Written instruction:
Copy out the records below, swapping "noren curtain" for "shop curtain" wherever it occurs and changing nothing else.

── Records for the exercise

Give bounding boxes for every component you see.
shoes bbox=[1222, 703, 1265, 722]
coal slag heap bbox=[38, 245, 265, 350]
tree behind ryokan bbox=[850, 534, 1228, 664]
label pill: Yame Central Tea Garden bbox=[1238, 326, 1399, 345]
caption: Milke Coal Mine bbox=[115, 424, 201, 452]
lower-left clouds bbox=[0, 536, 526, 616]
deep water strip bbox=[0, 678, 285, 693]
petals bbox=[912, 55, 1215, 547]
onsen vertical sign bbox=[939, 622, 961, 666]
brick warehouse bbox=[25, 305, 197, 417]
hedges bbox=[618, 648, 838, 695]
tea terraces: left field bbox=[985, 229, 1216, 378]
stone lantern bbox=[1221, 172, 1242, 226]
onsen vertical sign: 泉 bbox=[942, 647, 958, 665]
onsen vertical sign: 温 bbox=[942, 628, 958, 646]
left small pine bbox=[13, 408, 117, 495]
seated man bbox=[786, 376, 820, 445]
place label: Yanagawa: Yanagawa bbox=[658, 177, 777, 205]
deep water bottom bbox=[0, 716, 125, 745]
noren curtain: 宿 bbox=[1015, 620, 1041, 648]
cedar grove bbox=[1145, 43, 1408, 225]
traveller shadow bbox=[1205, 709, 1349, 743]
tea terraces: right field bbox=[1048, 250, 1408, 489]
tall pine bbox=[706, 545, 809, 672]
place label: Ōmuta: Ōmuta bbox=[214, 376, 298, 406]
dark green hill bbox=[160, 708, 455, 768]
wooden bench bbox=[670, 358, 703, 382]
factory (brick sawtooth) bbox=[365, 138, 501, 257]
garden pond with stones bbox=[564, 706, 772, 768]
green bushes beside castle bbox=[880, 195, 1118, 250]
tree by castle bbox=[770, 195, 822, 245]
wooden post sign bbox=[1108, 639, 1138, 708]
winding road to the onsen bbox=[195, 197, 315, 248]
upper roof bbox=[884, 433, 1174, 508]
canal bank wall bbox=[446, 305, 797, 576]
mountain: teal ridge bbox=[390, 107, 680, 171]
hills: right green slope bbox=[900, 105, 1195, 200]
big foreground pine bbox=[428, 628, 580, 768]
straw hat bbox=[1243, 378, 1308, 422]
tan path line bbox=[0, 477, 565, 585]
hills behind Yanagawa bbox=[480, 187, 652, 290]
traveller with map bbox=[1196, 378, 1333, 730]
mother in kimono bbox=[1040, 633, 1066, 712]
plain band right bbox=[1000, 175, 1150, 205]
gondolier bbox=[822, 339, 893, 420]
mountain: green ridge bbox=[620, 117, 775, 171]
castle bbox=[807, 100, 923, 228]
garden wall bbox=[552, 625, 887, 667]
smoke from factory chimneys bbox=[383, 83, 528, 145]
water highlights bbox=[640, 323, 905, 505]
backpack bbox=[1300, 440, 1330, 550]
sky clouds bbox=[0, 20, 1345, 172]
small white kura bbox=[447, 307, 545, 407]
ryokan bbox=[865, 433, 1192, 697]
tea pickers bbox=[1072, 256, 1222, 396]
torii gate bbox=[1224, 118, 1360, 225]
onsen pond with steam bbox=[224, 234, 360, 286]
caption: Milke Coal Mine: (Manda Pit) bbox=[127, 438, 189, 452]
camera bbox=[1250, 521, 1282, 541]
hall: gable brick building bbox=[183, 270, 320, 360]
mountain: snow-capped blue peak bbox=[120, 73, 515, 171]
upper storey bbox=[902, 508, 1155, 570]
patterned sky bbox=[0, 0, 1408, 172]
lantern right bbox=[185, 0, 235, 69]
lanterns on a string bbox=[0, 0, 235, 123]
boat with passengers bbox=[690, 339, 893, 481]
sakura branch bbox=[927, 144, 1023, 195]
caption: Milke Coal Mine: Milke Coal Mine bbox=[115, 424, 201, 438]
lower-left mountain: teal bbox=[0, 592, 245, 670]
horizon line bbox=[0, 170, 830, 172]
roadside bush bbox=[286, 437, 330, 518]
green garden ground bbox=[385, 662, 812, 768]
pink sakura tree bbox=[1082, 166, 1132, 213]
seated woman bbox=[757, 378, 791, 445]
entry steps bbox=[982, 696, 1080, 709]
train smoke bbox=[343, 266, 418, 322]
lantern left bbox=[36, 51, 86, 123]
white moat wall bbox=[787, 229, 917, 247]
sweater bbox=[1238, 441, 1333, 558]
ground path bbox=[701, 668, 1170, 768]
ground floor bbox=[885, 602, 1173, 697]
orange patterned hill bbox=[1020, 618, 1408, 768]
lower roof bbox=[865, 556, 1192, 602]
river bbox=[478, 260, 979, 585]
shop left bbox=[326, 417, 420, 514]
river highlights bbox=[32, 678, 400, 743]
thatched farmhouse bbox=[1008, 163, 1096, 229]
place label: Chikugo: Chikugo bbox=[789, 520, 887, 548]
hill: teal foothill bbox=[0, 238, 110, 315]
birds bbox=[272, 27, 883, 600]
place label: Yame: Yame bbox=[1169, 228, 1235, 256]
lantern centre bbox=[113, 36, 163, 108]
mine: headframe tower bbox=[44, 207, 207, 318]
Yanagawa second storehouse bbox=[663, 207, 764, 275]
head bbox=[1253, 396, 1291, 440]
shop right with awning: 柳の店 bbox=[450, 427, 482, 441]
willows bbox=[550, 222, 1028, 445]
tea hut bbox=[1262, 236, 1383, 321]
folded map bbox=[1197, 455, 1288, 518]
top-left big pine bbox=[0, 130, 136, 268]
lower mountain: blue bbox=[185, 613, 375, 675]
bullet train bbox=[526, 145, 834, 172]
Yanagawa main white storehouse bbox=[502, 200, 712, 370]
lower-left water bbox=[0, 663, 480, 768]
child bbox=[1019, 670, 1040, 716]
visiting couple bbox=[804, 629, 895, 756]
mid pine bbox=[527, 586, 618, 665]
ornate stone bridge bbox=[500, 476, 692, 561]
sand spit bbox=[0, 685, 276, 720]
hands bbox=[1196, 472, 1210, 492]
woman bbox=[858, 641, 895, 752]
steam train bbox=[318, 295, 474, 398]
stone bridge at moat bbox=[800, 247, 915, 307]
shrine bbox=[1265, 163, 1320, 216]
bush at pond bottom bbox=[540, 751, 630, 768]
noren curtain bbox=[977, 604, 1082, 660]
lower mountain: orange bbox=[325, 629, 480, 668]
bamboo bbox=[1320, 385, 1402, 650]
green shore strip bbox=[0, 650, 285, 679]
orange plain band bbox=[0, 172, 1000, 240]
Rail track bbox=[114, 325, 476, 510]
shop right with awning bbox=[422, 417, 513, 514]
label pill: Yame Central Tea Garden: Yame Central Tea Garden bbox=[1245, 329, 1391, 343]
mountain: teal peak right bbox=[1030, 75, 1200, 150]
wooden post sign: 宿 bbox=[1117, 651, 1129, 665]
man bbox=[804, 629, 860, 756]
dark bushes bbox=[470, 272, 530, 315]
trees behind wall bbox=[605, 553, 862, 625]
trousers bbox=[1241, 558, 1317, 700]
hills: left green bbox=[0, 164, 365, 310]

────

Solution to the exercise:
Give bounding boxes for every component you see.
shoes bbox=[1222, 703, 1265, 722]
coal slag heap bbox=[38, 245, 265, 350]
tree behind ryokan bbox=[850, 534, 1228, 664]
label pill: Yame Central Tea Garden bbox=[1238, 326, 1399, 345]
caption: Milke Coal Mine bbox=[115, 424, 201, 452]
lower-left clouds bbox=[0, 536, 526, 616]
deep water strip bbox=[0, 678, 285, 693]
petals bbox=[912, 55, 1215, 547]
onsen vertical sign bbox=[939, 622, 961, 666]
brick warehouse bbox=[25, 305, 197, 417]
hedges bbox=[618, 648, 838, 695]
tea terraces: left field bbox=[985, 229, 1216, 378]
stone lantern bbox=[1221, 172, 1242, 226]
onsen vertical sign: 泉 bbox=[942, 647, 958, 665]
onsen vertical sign: 温 bbox=[942, 628, 958, 646]
left small pine bbox=[13, 408, 117, 495]
seated man bbox=[786, 376, 820, 445]
place label: Yanagawa: Yanagawa bbox=[658, 177, 777, 205]
deep water bottom bbox=[0, 716, 125, 745]
shop curtain: 宿 bbox=[1015, 620, 1041, 648]
cedar grove bbox=[1145, 43, 1408, 225]
traveller shadow bbox=[1205, 709, 1349, 743]
tea terraces: right field bbox=[1048, 250, 1408, 489]
tall pine bbox=[706, 545, 809, 672]
place label: Ōmuta: Ōmuta bbox=[214, 376, 298, 406]
dark green hill bbox=[160, 708, 455, 768]
wooden bench bbox=[670, 358, 703, 382]
factory (brick sawtooth) bbox=[365, 138, 501, 257]
garden pond with stones bbox=[564, 706, 772, 768]
green bushes beside castle bbox=[880, 195, 1118, 250]
tree by castle bbox=[770, 195, 822, 245]
wooden post sign bbox=[1108, 639, 1138, 708]
winding road to the onsen bbox=[195, 197, 315, 248]
upper roof bbox=[884, 433, 1174, 508]
canal bank wall bbox=[446, 305, 797, 576]
mountain: teal ridge bbox=[390, 107, 680, 171]
hills: right green slope bbox=[900, 105, 1195, 200]
big foreground pine bbox=[428, 628, 580, 768]
straw hat bbox=[1243, 378, 1308, 422]
tan path line bbox=[0, 477, 565, 585]
hills behind Yanagawa bbox=[480, 187, 652, 290]
traveller with map bbox=[1196, 378, 1333, 730]
mother in kimono bbox=[1040, 633, 1066, 712]
plain band right bbox=[1000, 175, 1150, 205]
gondolier bbox=[822, 339, 893, 420]
mountain: green ridge bbox=[620, 117, 775, 171]
castle bbox=[807, 100, 923, 228]
garden wall bbox=[552, 625, 887, 667]
smoke from factory chimneys bbox=[383, 83, 528, 145]
water highlights bbox=[640, 323, 905, 505]
backpack bbox=[1300, 440, 1330, 550]
sky clouds bbox=[0, 20, 1345, 172]
small white kura bbox=[447, 307, 545, 407]
ryokan bbox=[865, 433, 1192, 697]
tea pickers bbox=[1072, 256, 1222, 396]
torii gate bbox=[1224, 118, 1360, 225]
onsen pond with steam bbox=[224, 234, 360, 286]
caption: Milke Coal Mine: (Manda Pit) bbox=[127, 438, 189, 452]
camera bbox=[1250, 521, 1282, 541]
hall: gable brick building bbox=[183, 270, 320, 360]
mountain: snow-capped blue peak bbox=[120, 73, 515, 171]
upper storey bbox=[902, 508, 1155, 570]
patterned sky bbox=[0, 0, 1408, 172]
lantern right bbox=[185, 0, 235, 69]
lanterns on a string bbox=[0, 0, 235, 123]
boat with passengers bbox=[690, 339, 893, 481]
sakura branch bbox=[927, 144, 1023, 195]
caption: Milke Coal Mine: Milke Coal Mine bbox=[115, 424, 201, 438]
lower-left mountain: teal bbox=[0, 592, 245, 670]
horizon line bbox=[0, 170, 830, 172]
roadside bush bbox=[286, 437, 330, 518]
green garden ground bbox=[385, 662, 812, 768]
pink sakura tree bbox=[1082, 166, 1132, 213]
seated woman bbox=[757, 378, 791, 445]
entry steps bbox=[982, 696, 1080, 709]
train smoke bbox=[343, 266, 418, 322]
lantern left bbox=[36, 51, 86, 123]
white moat wall bbox=[787, 229, 917, 247]
sweater bbox=[1238, 441, 1333, 558]
ground path bbox=[701, 668, 1170, 768]
ground floor bbox=[885, 602, 1173, 697]
orange patterned hill bbox=[1020, 618, 1408, 768]
lower roof bbox=[865, 556, 1192, 602]
river bbox=[478, 260, 979, 585]
shop left bbox=[326, 417, 420, 514]
river highlights bbox=[32, 678, 400, 743]
thatched farmhouse bbox=[1008, 163, 1096, 229]
place label: Chikugo: Chikugo bbox=[789, 520, 887, 548]
hill: teal foothill bbox=[0, 238, 110, 315]
birds bbox=[272, 27, 883, 600]
place label: Yame: Yame bbox=[1169, 228, 1235, 256]
lantern centre bbox=[113, 36, 163, 108]
mine: headframe tower bbox=[44, 207, 207, 318]
Yanagawa second storehouse bbox=[663, 207, 764, 275]
head bbox=[1253, 396, 1291, 440]
shop right with awning: 柳の店 bbox=[450, 427, 482, 441]
willows bbox=[550, 222, 1028, 445]
tea hut bbox=[1262, 236, 1383, 321]
folded map bbox=[1197, 455, 1288, 518]
top-left big pine bbox=[0, 130, 136, 268]
lower mountain: blue bbox=[185, 613, 375, 675]
bullet train bbox=[526, 145, 834, 172]
Yanagawa main white storehouse bbox=[502, 200, 712, 370]
lower-left water bbox=[0, 663, 480, 768]
child bbox=[1019, 670, 1040, 716]
visiting couple bbox=[804, 629, 895, 756]
mid pine bbox=[527, 586, 618, 665]
ornate stone bridge bbox=[500, 476, 692, 561]
sand spit bbox=[0, 685, 276, 720]
hands bbox=[1196, 472, 1210, 492]
woman bbox=[858, 641, 895, 752]
steam train bbox=[318, 295, 474, 398]
stone bridge at moat bbox=[800, 247, 915, 307]
shrine bbox=[1265, 163, 1320, 216]
bush at pond bottom bbox=[540, 751, 630, 768]
shop curtain bbox=[977, 604, 1082, 660]
lower mountain: orange bbox=[325, 629, 480, 668]
bamboo bbox=[1320, 385, 1402, 650]
green shore strip bbox=[0, 650, 285, 679]
orange plain band bbox=[0, 172, 1000, 240]
Rail track bbox=[114, 325, 476, 510]
shop right with awning bbox=[422, 417, 513, 514]
label pill: Yame Central Tea Garden: Yame Central Tea Garden bbox=[1245, 329, 1391, 343]
mountain: teal peak right bbox=[1030, 75, 1200, 150]
wooden post sign: 宿 bbox=[1117, 651, 1129, 665]
man bbox=[804, 629, 860, 756]
dark bushes bbox=[470, 272, 530, 315]
trees behind wall bbox=[605, 553, 862, 625]
trousers bbox=[1241, 558, 1317, 700]
hills: left green bbox=[0, 164, 365, 310]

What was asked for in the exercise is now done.